***** Input rows *****

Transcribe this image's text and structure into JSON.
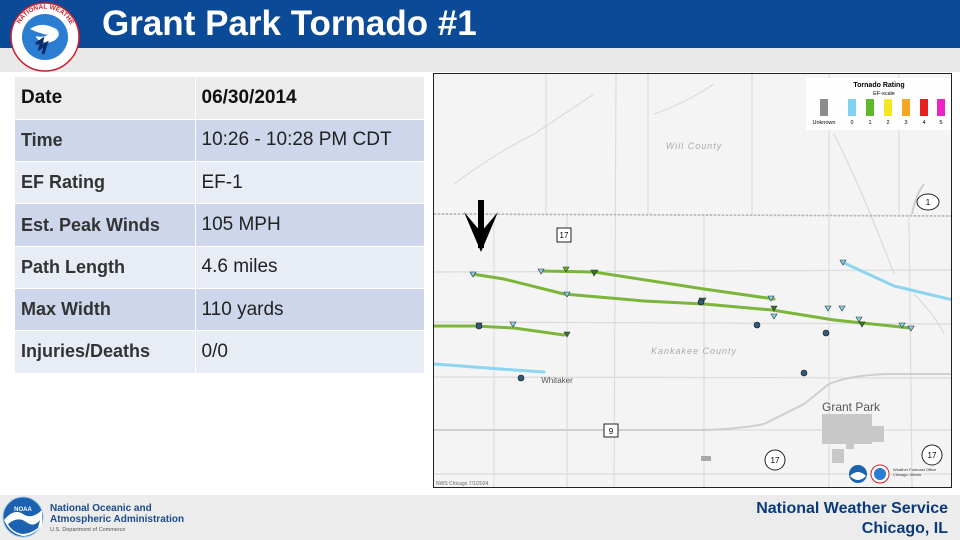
{
  "header": {
    "title": "Grant Park Tornado #1",
    "logo_text": "NATIONAL WEATHER SERVICE"
  },
  "table": {
    "rows": [
      {
        "label": "Date",
        "value": "06/30/2014"
      },
      {
        "label": "Time",
        "value": "10:26 - 10:28 PM CDT"
      },
      {
        "label": "EF Rating",
        "value": "EF-1"
      },
      {
        "label": "Est. Peak Winds",
        "value": "105 MPH"
      },
      {
        "label": "Path Length",
        "value": "4.6 miles"
      },
      {
        "label": "Max Width",
        "value": "110 yards"
      },
      {
        "label": "Injuries/Deaths",
        "value": "0/0"
      }
    ]
  },
  "map": {
    "legend": {
      "title": "Tornado Rating",
      "subtitle": "EF-scale",
      "unknown_label": "Unknown",
      "levels": [
        "0",
        "1",
        "2",
        "3",
        "4",
        "5"
      ],
      "colors": [
        "#8c8c8c",
        "#7fd3f0",
        "#5fb82a",
        "#f2ea1f",
        "#f5a623",
        "#e8211f",
        "#ec21c8"
      ]
    },
    "county_north": "Will County",
    "county_south": "Kankakee County",
    "town_whitaker": "Whitaker",
    "town_grant_park": "Grant Park",
    "route_17_a": "17",
    "route_17_b": "17",
    "route_17_c": "17",
    "route_1": "1",
    "route_9": "9",
    "credit": "NWS Chicago  7/1/2024",
    "wfo_label": "Weather Forecast Office\nChicago, Illinois"
  },
  "footer": {
    "noaa_name": "National Oceanic and\nAtmospheric Administration",
    "noaa_dept": "U.S. Department of Commerce",
    "nws_line1": "National Weather Service",
    "nws_line2": "Chicago, IL"
  }
}
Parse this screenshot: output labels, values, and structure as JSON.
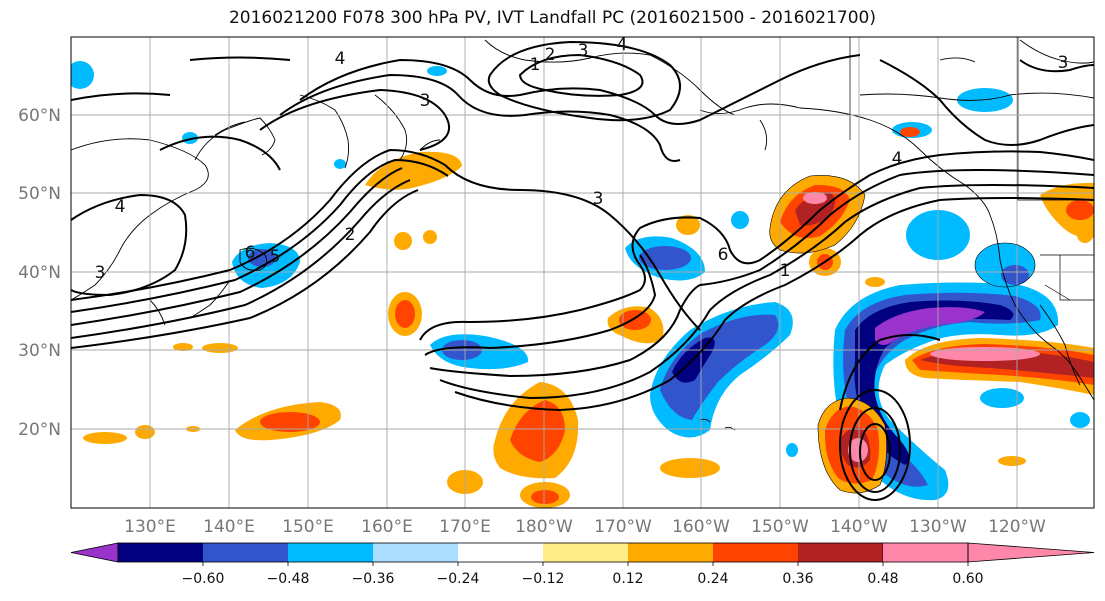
{
  "title": "2016021200 F078 300 hPa PV, IVT Landfall PC (2016021500 - 2016021700)",
  "map": {
    "lat_ticks": [
      "60°N",
      "50°N",
      "40°N",
      "30°N",
      "20°N"
    ],
    "lon_ticks": [
      "130°E",
      "140°E",
      "150°E",
      "160°E",
      "170°E",
      "180°W",
      "170°W",
      "160°W",
      "150°W",
      "140°W",
      "130°W",
      "120°W"
    ],
    "contour_labels": [
      "4",
      "2",
      "3",
      "4",
      "1",
      "3",
      "4",
      "2",
      "6",
      "5",
      "3",
      "6",
      "1",
      "4",
      "3",
      "3"
    ]
  },
  "colorbar": {
    "colors": [
      "#9933cc",
      "#000080",
      "#3355cc",
      "#00bbff",
      "#aaddff",
      "#ffffff",
      "#ffee88",
      "#ffaa00",
      "#ff4400",
      "#b22222",
      "#ff88aa"
    ],
    "labels": [
      "−0.60",
      "−0.48",
      "−0.36",
      "−0.24",
      "−0.12",
      "0.12",
      "0.24",
      "0.36",
      "0.48",
      "0.60"
    ]
  }
}
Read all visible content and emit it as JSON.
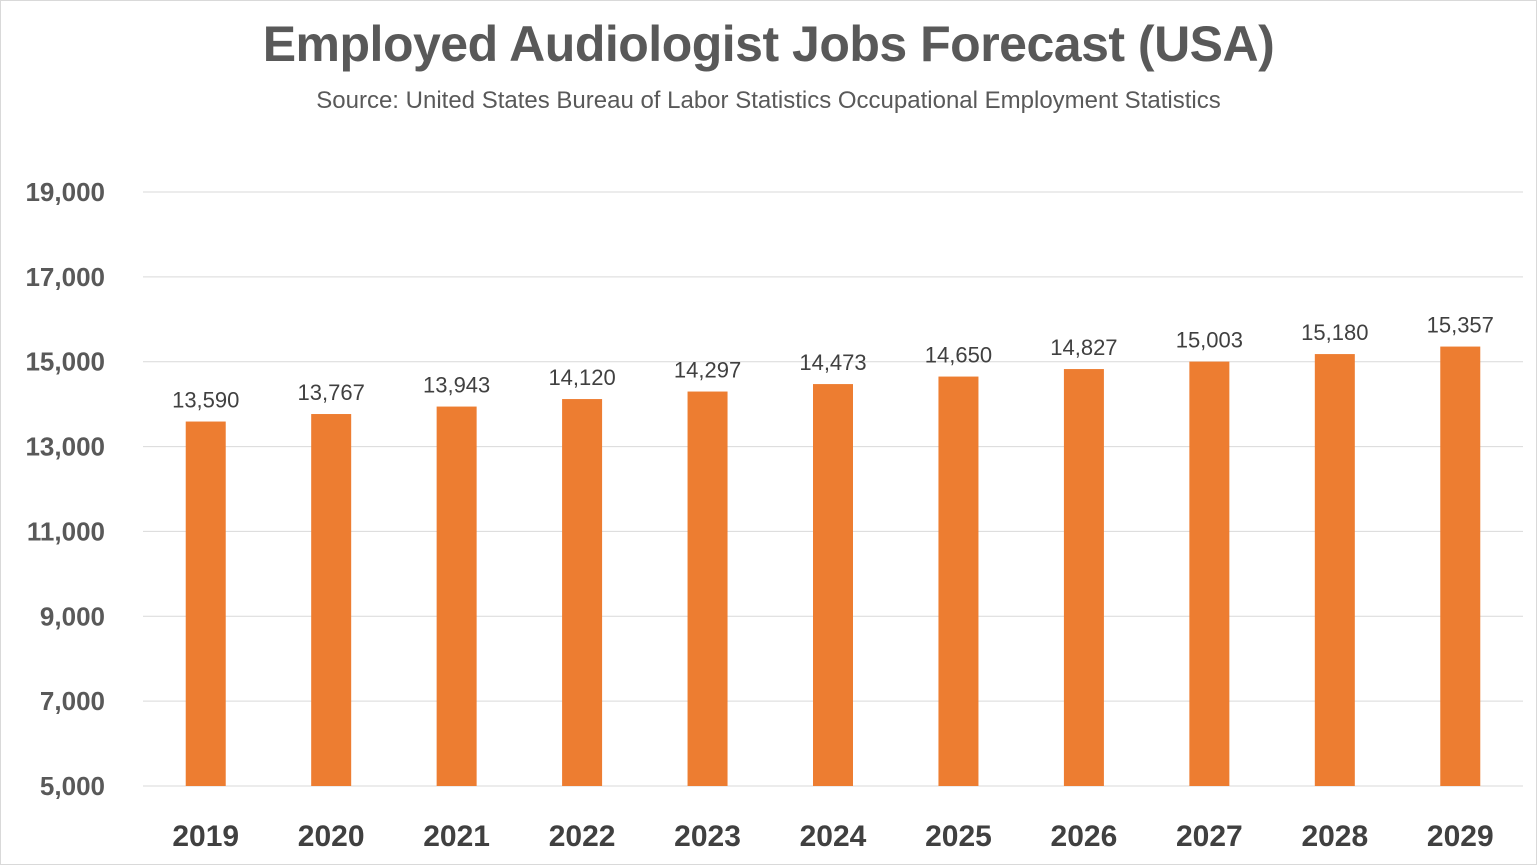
{
  "chart_data": {
    "type": "bar",
    "title": "Employed Audiologist Jobs Forecast (USA)",
    "subtitle": "Source: United States Bureau of Labor Statistics Occupational Employment Statistics",
    "xlabel": "",
    "ylabel": "",
    "categories": [
      "2019",
      "2020",
      "2021",
      "2022",
      "2023",
      "2024",
      "2025",
      "2026",
      "2027",
      "2028",
      "2029"
    ],
    "values": [
      13590,
      13767,
      13943,
      14120,
      14297,
      14473,
      14650,
      14827,
      15003,
      15180,
      15357
    ],
    "value_labels": [
      "13,590",
      "13,767",
      "13,943",
      "14,120",
      "14,297",
      "14,473",
      "14,650",
      "14,827",
      "15,003",
      "15,180",
      "15,357"
    ],
    "ylim": [
      5000,
      19000
    ],
    "yticks": [
      5000,
      7000,
      9000,
      11000,
      13000,
      15000,
      17000,
      19000
    ],
    "ytick_labels": [
      "5,000",
      "7,000",
      "9,000",
      "11,000",
      "13,000",
      "15,000",
      "17,000",
      "19,000"
    ],
    "grid": true,
    "legend": "none",
    "bar_color": "#ED7D31",
    "gridline_color": "#D9D9D9"
  }
}
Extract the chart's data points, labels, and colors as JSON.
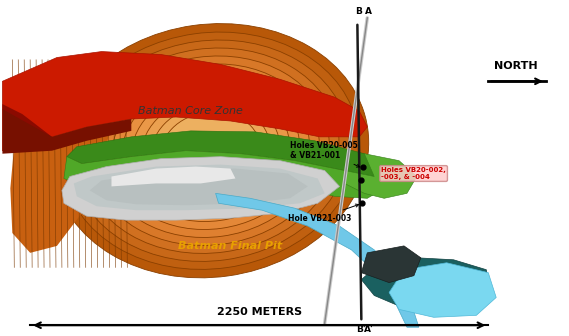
{
  "scale_text": "2250 METERS",
  "north_text": "NORTH",
  "batman_core_zone": "Batman Core Zone",
  "batman_final_pit": "Batman Final Pit",
  "holes_label1": "Holes VB20-005\n& VB21-001",
  "holes_label2": "Holes VB20-002,\n-003, & -004",
  "hole_label3": "Hole VB21-003",
  "bg_color": "#ffffff",
  "orange_dark": "#a04000",
  "orange_mid": "#c86010",
  "orange_light": "#e07820",
  "red_bright": "#cc1a00",
  "red_dark": "#8b1400",
  "green_dark": "#3a8a1a",
  "green_light": "#5ab030",
  "gray_light": "#d0d0d0",
  "gray_mid": "#b0b8b8",
  "teal_dark": "#1a6060",
  "teal_mid": "#2a8080",
  "cyan_light": "#70c8e8",
  "dark_gray": "#303838"
}
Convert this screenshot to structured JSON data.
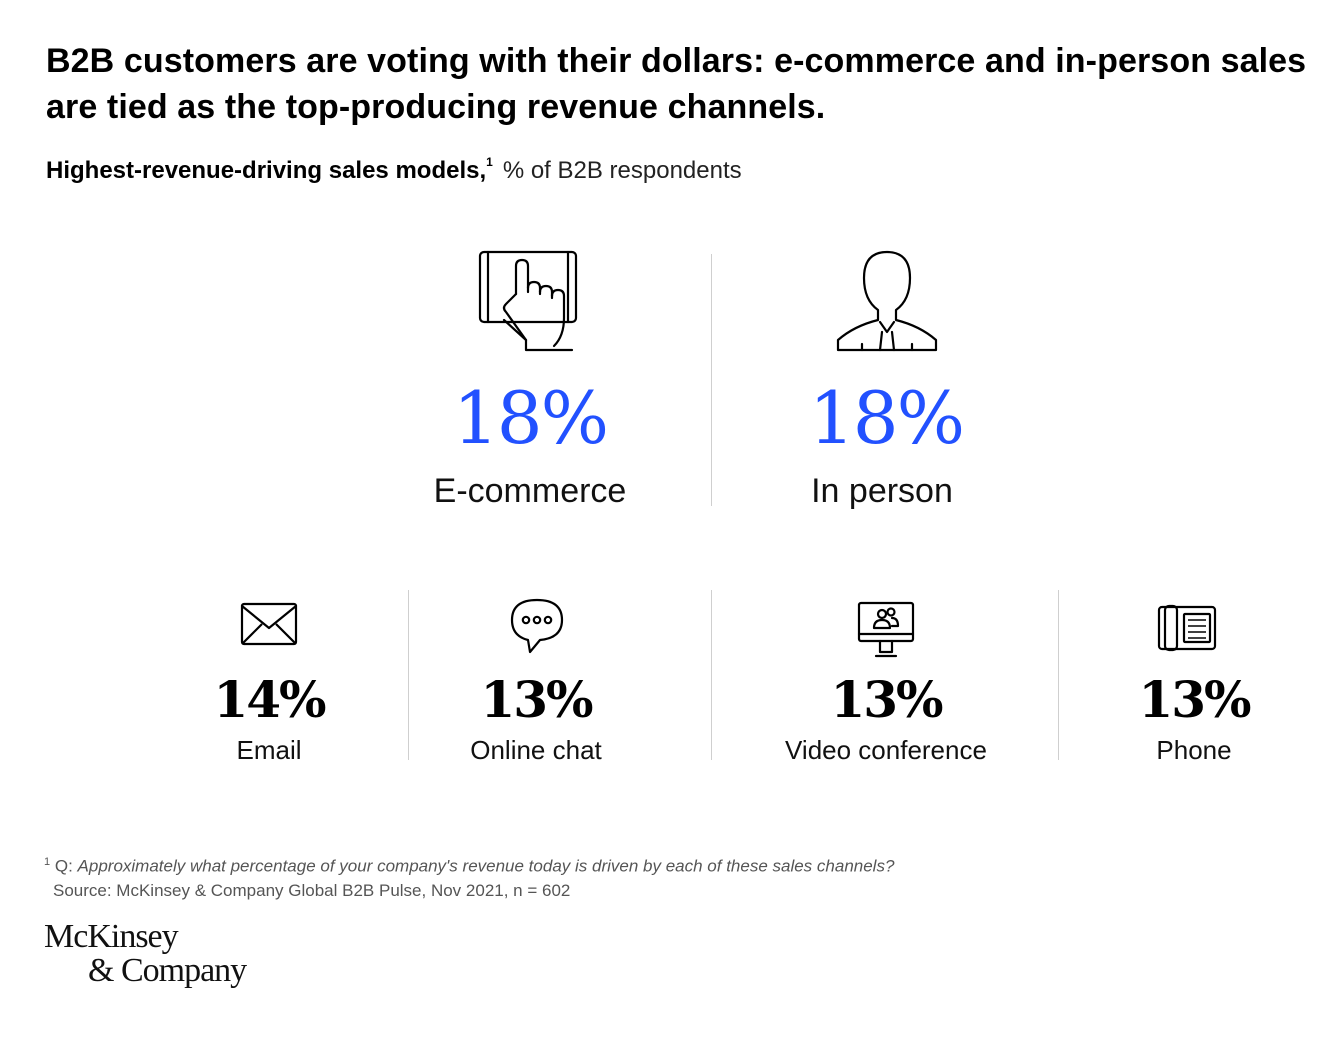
{
  "title": "B2B customers are voting with their dollars: e-commerce and in-person sales are tied as the top-producing revenue channels.",
  "subtitle": {
    "bold": "Highest-revenue-driving sales models,",
    "footnote_mark": "1",
    "unit": "% of B2B respondents"
  },
  "chart_data": {
    "type": "table",
    "title": "Highest-revenue-driving sales models",
    "unit": "% of B2B respondents",
    "categories": [
      "E-commerce",
      "In person",
      "Email",
      "Online chat",
      "Video conference",
      "Phone"
    ],
    "values": [
      18,
      18,
      14,
      13,
      13,
      13
    ],
    "display": [
      "18%",
      "18%",
      "14%",
      "13%",
      "13%",
      "13%"
    ],
    "icons": [
      "tablet-touch-icon",
      "person-icon",
      "envelope-icon",
      "chat-bubble-icon",
      "video-conference-icon",
      "phone-icon"
    ],
    "highlight_color": "#2251ff"
  },
  "footnote": {
    "mark": "1",
    "prefix": "Q: ",
    "question": "Approximately what percentage of your company's revenue today is driven by each of these sales channels?",
    "source": "Source: McKinsey & Company Global B2B Pulse, Nov 2021, n = 602"
  },
  "logo": {
    "line1": "McKinsey",
    "line2": "& Company"
  }
}
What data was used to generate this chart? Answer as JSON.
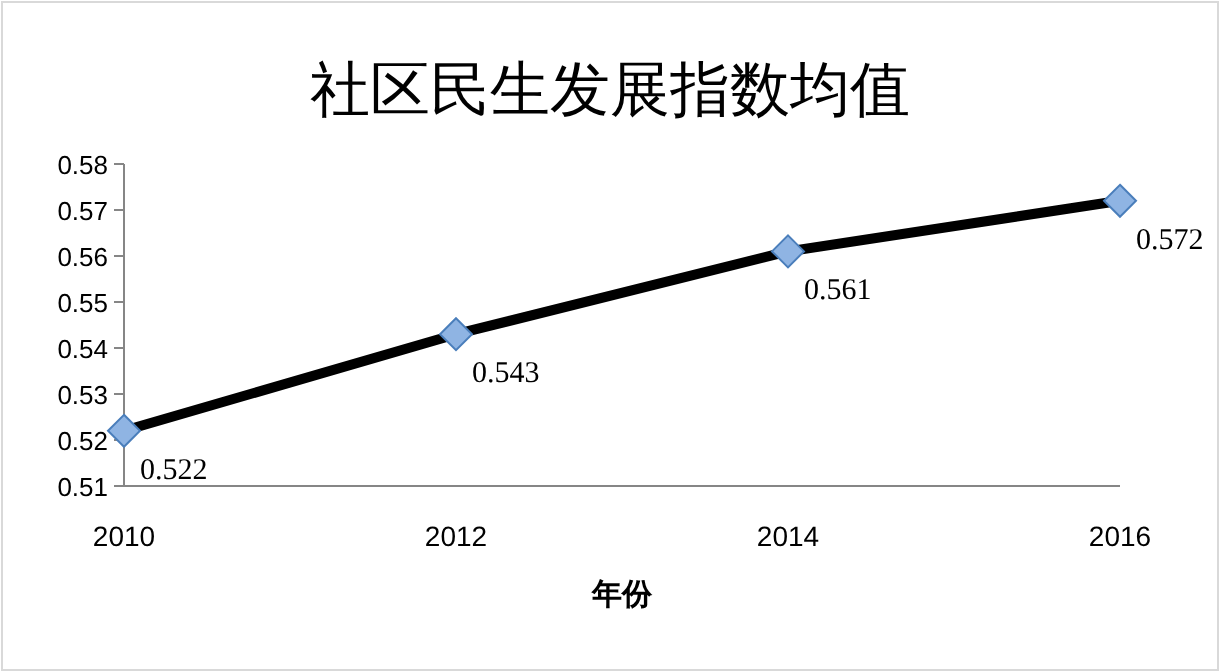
{
  "chart_data": {
    "type": "line",
    "title": "社区民生发展指数均值",
    "xlabel": "年份",
    "categories": [
      "2010",
      "2012",
      "2014",
      "2016"
    ],
    "series": [
      {
        "color": "#000000",
        "values": [
          0.522,
          0.543,
          0.561,
          0.572
        ]
      }
    ],
    "ylim": [
      0.51,
      0.58
    ],
    "yticks": [
      0.51,
      0.52,
      0.53,
      0.54,
      0.55,
      0.56,
      0.57,
      0.58
    ],
    "marker": "diamond",
    "line_style": "solid",
    "data_labels": true,
    "grid": false
  }
}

*****

From the listing, extract all text exactly as given and drop any picture.

▶ [Result]:
Transcribe this image's text and structure into JSON.
{
  "header": {
    "title": "Grant Park Tornado #1",
    "logo_text": "NATIONAL WEATHER SERVICE"
  },
  "table": {
    "rows": [
      {
        "label": "Date",
        "value": "06/30/2014"
      },
      {
        "label": "Time",
        "value": "10:26 - 10:28 PM CDT"
      },
      {
        "label": "EF Rating",
        "value": "EF-1"
      },
      {
        "label": "Est. Peak Winds",
        "value": "105 MPH"
      },
      {
        "label": "Path Length",
        "value": "4.6 miles"
      },
      {
        "label": "Max Width",
        "value": "110 yards"
      },
      {
        "label": "Injuries/Deaths",
        "value": "0/0"
      }
    ]
  },
  "map": {
    "legend": {
      "title": "Tornado Rating",
      "subtitle": "EF-scale",
      "unknown_label": "Unknown",
      "levels": [
        "0",
        "1",
        "2",
        "3",
        "4",
        "5"
      ],
      "colors": [
        "#8c8c8c",
        "#7fd3f0",
        "#5fb82a",
        "#f2ea1f",
        "#f5a623",
        "#e8211f",
        "#ec21c8"
      ]
    },
    "county_north": "Will County",
    "county_south": "Kankakee County",
    "town_whitaker": "Whitaker",
    "town_grant_park": "Grant Park",
    "route_17_a": "17",
    "route_17_b": "17",
    "route_17_c": "17",
    "route_1": "1",
    "route_9": "9",
    "credit": "NWS Chicago  7/1/2024",
    "wfo_label": "Weather Forecast Office\nChicago, Illinois"
  },
  "footer": {
    "noaa_name": "National Oceanic and\nAtmospheric Administration",
    "noaa_dept": "U.S. Department of Commerce",
    "nws_line1": "National Weather Service",
    "nws_line2": "Chicago, IL"
  }
}
Parse this screenshot: output labels, values, and structure as JSON.
{
  "title": "2016021200 F078 300 hPa PV, IVT Landfall PC (2016021500 - 2016021700)",
  "map": {
    "lat_ticks": [
      "60°N",
      "50°N",
      "40°N",
      "30°N",
      "20°N"
    ],
    "lon_ticks": [
      "130°E",
      "140°E",
      "150°E",
      "160°E",
      "170°E",
      "180°W",
      "170°W",
      "160°W",
      "150°W",
      "140°W",
      "130°W",
      "120°W"
    ],
    "contour_labels": [
      "4",
      "2",
      "3",
      "4",
      "1",
      "3",
      "4",
      "2",
      "6",
      "5",
      "3",
      "6",
      "1",
      "4",
      "3",
      "3"
    ]
  },
  "colorbar": {
    "colors": [
      "#9933cc",
      "#000080",
      "#3355cc",
      "#00bbff",
      "#aaddff",
      "#ffffff",
      "#ffee88",
      "#ffaa00",
      "#ff4400",
      "#b22222",
      "#ff88aa"
    ],
    "labels": [
      "−0.60",
      "−0.48",
      "−0.36",
      "−0.24",
      "−0.12",
      "0.12",
      "0.24",
      "0.36",
      "0.48",
      "0.60"
    ]
  }
}
Read all visible content and emit it as JSON.
{
  "chart_data": {
    "type": "bar",
    "title": "Employed Audiologist Jobs Forecast (USA)",
    "subtitle": "Source: United States Bureau of Labor Statistics Occupational Employment Statistics",
    "xlabel": "",
    "ylabel": "",
    "categories": [
      "2019",
      "2020",
      "2021",
      "2022",
      "2023",
      "2024",
      "2025",
      "2026",
      "2027",
      "2028",
      "2029"
    ],
    "values": [
      13590,
      13767,
      13943,
      14120,
      14297,
      14473,
      14650,
      14827,
      15003,
      15180,
      15357
    ],
    "value_labels": [
      "13,590",
      "13,767",
      "13,943",
      "14,120",
      "14,297",
      "14,473",
      "14,650",
      "14,827",
      "15,003",
      "15,180",
      "15,357"
    ],
    "ylim": [
      5000,
      19000
    ],
    "yticks": [
      5000,
      7000,
      9000,
      11000,
      13000,
      15000,
      17000,
      19000
    ],
    "ytick_labels": [
      "5,000",
      "7,000",
      "9,000",
      "11,000",
      "13,000",
      "15,000",
      "17,000",
      "19,000"
    ],
    "grid": true,
    "legend": "none",
    "bar_color": "#ED7D31",
    "gridline_color": "#D9D9D9"
  }
}
Extract the chart's data points, labels, and colors as JSON.
{
  "scale_text": "2250 METERS",
  "north_text": "NORTH",
  "batman_core_zone": "Batman Core Zone",
  "batman_final_pit": "Batman Final Pit",
  "holes_label1": "Holes VB20-005\n& VB21-001",
  "holes_label2": "Holes VB20-002,\n-003, & -004",
  "hole_label3": "Hole VB21-003",
  "bg_color": "#ffffff",
  "orange_dark": "#a04000",
  "orange_mid": "#c86010",
  "orange_light": "#e07820",
  "red_bright": "#cc1a00",
  "red_dark": "#8b1400",
  "green_dark": "#3a8a1a",
  "green_light": "#5ab030",
  "gray_light": "#d0d0d0",
  "gray_mid": "#b0b8b8",
  "teal_dark": "#1a6060",
  "teal_mid": "#2a8080",
  "cyan_light": "#70c8e8",
  "dark_gray": "#303838"
}
Convert this screenshot to structured JSON data.
{
  "title": "B2B customers are voting with their dollars: e-commerce and in-person sales are tied as the top-producing revenue channels.",
  "subtitle": {
    "bold": "Highest-revenue-driving sales models,",
    "footnote_mark": "1",
    "unit": "% of B2B respondents"
  },
  "chart_data": {
    "type": "table",
    "title": "Highest-revenue-driving sales models",
    "unit": "% of B2B respondents",
    "categories": [
      "E-commerce",
      "In person",
      "Email",
      "Online chat",
      "Video conference",
      "Phone"
    ],
    "values": [
      18,
      18,
      14,
      13,
      13,
      13
    ],
    "display": [
      "18%",
      "18%",
      "14%",
      "13%",
      "13%",
      "13%"
    ],
    "icons": [
      "tablet-touch-icon",
      "person-icon",
      "envelope-icon",
      "chat-bubble-icon",
      "video-conference-icon",
      "phone-icon"
    ],
    "highlight_color": "#2251ff"
  },
  "footnote": {
    "mark": "1",
    "prefix": "Q: ",
    "question": "Approximately what percentage of your company's revenue today is driven by each of these sales channels?",
    "source": "Source: McKinsey & Company Global B2B Pulse, Nov 2021, n = 602"
  },
  "logo": {
    "line1": "McKinsey",
    "line2": "& Company"
  }
}
What data was used to generate this chart? Answer as JSON.
{
  "chart_data": {
    "type": "line",
    "title": "社区民生发展指数均值",
    "xlabel": "年份",
    "categories": [
      "2010",
      "2012",
      "2014",
      "2016"
    ],
    "series": [
      {
        "color": "#000000",
        "values": [
          0.522,
          0.543,
          0.561,
          0.572
        ]
      }
    ],
    "ylim": [
      0.51,
      0.58
    ],
    "yticks": [
      0.51,
      0.52,
      0.53,
      0.54,
      0.55,
      0.56,
      0.57,
      0.58
    ],
    "marker": "diamond",
    "line_style": "solid",
    "data_labels": true,
    "grid": false
  }
}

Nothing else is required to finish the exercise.